━━ Data for review ━━

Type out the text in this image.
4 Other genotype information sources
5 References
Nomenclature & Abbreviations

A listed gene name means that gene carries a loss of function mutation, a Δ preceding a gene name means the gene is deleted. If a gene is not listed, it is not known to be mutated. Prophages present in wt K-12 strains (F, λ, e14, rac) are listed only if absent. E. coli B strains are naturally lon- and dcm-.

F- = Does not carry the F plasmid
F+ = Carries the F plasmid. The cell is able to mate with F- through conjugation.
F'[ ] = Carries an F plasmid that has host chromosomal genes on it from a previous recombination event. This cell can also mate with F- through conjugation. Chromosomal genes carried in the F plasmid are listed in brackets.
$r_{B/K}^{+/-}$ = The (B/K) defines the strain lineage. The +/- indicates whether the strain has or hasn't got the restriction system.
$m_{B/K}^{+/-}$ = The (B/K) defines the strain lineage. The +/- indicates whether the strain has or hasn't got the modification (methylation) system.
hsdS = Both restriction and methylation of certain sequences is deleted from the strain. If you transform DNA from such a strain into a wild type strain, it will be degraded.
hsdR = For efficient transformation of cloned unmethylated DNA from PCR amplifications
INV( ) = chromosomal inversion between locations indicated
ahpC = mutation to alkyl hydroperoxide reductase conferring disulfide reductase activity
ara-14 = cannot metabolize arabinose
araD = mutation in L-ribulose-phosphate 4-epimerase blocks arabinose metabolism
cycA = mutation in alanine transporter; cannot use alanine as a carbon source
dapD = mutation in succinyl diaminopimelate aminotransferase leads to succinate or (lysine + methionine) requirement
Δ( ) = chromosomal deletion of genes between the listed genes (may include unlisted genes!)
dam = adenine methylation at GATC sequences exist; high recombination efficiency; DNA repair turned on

━━━

*Try it:*
Return every line of the listing above where "defines" appears.

*Answer to the exercise:*
$r_{B/K}^{+/-}$ = The (B/K) defines the strain lineage. The +/- indicates whether the strain has or hasn't got the restriction system.
$m_{B/K}^{+/-}$ = The (B/K) defines the strain lineage. The +/- indicates whether the strain has or hasn't got the modification (methylation) system.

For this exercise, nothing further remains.